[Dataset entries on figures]
========

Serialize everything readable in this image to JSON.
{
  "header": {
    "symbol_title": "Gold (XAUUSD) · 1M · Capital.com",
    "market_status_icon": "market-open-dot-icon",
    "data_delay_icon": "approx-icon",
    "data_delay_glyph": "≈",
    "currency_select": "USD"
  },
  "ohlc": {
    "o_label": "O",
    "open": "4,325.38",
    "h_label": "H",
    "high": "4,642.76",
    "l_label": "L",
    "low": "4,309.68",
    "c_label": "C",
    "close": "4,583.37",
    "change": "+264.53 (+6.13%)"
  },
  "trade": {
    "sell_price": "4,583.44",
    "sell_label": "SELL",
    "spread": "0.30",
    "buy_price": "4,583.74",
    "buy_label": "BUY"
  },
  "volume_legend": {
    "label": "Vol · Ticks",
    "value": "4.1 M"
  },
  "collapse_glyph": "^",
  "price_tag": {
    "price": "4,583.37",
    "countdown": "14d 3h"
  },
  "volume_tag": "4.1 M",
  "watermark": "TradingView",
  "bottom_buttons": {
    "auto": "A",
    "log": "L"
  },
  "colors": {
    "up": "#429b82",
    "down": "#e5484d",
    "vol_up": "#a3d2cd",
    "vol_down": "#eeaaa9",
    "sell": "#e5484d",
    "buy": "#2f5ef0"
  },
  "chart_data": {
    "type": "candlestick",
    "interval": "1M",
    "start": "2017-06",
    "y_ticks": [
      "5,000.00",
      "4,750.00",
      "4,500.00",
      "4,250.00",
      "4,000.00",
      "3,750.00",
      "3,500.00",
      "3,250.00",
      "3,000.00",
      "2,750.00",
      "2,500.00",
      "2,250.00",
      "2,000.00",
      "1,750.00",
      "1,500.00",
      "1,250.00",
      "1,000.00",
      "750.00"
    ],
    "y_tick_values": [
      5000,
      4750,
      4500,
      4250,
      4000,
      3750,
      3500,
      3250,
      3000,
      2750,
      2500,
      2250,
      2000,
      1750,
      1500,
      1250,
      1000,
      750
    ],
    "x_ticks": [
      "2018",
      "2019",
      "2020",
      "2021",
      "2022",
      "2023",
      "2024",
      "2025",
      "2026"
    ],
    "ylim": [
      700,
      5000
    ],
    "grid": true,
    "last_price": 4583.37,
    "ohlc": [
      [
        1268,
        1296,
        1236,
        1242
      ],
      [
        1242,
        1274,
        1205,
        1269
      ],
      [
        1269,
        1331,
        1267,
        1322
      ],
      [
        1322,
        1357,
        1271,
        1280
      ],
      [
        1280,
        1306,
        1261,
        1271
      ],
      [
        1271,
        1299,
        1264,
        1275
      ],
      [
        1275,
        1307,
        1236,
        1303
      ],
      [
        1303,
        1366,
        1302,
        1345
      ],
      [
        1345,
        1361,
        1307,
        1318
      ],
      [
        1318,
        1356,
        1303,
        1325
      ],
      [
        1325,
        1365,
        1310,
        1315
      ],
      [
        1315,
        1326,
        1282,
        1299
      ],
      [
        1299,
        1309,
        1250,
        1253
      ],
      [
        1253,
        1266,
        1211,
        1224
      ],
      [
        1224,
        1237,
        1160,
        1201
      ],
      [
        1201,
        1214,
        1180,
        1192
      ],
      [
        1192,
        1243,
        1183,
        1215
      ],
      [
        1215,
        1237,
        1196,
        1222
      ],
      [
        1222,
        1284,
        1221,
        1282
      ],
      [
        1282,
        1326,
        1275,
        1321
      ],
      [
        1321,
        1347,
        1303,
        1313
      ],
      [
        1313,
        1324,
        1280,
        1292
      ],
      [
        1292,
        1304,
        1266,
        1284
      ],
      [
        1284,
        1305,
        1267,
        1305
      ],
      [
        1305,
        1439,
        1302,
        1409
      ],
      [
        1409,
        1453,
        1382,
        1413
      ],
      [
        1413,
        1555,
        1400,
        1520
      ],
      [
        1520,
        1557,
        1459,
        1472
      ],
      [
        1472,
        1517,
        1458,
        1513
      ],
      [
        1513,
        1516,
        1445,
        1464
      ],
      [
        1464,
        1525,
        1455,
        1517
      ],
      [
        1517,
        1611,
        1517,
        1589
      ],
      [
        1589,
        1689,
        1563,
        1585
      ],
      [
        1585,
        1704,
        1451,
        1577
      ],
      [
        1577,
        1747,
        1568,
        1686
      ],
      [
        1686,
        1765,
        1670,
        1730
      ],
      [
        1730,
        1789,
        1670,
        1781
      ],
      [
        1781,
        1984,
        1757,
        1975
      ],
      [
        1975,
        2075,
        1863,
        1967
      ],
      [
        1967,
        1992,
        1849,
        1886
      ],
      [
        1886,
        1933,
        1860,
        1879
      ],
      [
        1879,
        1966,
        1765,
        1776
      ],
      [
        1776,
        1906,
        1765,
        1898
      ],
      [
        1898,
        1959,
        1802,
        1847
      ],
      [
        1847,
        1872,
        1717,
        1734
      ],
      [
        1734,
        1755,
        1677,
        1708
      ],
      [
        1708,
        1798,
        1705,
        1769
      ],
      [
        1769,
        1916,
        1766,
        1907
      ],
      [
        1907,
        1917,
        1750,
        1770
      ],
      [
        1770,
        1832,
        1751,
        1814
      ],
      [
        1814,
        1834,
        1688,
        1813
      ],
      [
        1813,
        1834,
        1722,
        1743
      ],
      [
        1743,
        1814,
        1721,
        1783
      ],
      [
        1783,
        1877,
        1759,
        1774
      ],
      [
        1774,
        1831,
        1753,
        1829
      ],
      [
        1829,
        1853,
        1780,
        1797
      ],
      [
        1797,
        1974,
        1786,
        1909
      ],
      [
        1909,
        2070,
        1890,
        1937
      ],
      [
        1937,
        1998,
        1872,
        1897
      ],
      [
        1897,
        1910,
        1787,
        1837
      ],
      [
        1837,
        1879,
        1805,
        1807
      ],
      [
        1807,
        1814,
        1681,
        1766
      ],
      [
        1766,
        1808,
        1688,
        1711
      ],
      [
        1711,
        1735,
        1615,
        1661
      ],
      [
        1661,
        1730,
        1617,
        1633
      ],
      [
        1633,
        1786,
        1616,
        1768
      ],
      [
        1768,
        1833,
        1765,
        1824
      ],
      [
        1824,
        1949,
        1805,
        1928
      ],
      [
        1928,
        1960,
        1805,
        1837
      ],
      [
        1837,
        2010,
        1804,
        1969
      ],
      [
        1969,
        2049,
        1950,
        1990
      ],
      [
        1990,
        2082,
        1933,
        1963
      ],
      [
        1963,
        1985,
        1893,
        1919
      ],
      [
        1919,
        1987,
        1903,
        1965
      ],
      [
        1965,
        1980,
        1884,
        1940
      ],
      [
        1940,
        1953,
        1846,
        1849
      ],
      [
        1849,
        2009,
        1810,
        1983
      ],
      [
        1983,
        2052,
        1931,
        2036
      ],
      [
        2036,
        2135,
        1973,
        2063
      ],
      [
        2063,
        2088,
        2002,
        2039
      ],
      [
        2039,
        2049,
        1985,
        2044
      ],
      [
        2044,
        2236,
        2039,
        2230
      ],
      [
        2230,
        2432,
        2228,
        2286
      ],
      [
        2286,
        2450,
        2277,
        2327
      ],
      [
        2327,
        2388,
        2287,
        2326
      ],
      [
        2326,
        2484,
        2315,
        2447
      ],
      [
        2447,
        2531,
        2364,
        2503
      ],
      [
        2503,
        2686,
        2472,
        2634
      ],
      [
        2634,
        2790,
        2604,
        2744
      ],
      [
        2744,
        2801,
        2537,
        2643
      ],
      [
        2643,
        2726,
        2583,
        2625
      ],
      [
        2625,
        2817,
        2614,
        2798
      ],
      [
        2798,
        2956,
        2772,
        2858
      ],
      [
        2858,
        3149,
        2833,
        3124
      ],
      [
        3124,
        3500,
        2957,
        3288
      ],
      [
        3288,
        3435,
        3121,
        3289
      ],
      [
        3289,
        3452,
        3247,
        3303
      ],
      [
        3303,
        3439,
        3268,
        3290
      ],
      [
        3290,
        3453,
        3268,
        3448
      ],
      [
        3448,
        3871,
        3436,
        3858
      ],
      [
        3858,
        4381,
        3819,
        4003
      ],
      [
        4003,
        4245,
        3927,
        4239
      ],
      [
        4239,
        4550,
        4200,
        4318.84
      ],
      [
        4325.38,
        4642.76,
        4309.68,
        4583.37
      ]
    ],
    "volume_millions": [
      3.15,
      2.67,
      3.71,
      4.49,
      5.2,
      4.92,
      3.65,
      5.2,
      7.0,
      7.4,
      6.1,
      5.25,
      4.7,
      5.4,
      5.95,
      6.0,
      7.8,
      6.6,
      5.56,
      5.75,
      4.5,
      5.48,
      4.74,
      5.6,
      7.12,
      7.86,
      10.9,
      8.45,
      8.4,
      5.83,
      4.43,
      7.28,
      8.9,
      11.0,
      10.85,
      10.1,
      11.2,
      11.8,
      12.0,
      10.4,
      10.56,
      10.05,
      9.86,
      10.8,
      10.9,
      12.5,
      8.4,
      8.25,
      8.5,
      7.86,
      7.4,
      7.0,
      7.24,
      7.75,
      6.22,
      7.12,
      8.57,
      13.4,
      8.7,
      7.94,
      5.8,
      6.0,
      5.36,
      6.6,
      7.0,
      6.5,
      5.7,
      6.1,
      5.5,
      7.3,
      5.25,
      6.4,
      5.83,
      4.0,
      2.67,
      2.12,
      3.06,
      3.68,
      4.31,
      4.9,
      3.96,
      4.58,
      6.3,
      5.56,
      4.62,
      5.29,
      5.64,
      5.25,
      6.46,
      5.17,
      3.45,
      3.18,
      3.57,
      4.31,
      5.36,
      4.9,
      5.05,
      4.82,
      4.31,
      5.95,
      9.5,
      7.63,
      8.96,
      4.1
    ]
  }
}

========

Go through the records. Copy each line where "icon" appears.

TASK RESPONSE -
    "market_status_icon": "market-open-dot-icon",
    "data_delay_icon": "approx-icon",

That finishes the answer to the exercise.